----- Dataset entries -----

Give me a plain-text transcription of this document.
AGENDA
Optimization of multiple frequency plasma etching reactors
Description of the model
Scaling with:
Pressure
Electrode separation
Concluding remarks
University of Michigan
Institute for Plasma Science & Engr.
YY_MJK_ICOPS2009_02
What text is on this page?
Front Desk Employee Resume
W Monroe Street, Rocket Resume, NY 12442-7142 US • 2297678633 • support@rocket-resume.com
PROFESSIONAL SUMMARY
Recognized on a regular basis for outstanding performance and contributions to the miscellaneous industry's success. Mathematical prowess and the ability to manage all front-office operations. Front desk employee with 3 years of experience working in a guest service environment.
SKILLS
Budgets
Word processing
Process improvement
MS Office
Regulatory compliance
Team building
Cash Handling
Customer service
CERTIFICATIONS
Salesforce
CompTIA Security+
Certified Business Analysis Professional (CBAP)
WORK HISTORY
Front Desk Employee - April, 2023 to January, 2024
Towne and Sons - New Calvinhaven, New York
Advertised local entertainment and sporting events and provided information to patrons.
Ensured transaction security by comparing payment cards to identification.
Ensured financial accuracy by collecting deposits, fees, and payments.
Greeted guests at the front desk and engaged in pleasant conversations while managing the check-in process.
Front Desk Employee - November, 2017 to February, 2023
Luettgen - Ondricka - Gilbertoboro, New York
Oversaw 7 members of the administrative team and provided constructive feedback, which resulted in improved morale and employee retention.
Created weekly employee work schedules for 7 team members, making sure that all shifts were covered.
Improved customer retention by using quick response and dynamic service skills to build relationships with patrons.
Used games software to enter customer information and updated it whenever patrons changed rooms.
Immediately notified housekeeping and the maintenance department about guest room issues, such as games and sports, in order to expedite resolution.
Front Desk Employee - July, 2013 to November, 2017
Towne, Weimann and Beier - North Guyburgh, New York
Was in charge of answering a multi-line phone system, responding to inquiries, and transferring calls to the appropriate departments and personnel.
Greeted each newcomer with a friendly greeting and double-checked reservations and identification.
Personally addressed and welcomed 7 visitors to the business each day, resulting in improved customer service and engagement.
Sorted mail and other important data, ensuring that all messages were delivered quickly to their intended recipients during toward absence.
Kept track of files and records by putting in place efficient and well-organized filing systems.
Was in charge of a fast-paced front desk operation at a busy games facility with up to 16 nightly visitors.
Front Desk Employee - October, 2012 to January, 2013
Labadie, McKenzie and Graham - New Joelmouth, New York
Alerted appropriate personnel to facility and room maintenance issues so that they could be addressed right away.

-----

__Required task__
Copy each line above containing the string "maintenance".

__Problem solution__
Immediately notified housekeeping and the maintenance department about guest room issues, such as games and sports, in order to expedite resolution.
Alerted appropriate personnel to facility and room maintenance issues so that they could be addressed right away.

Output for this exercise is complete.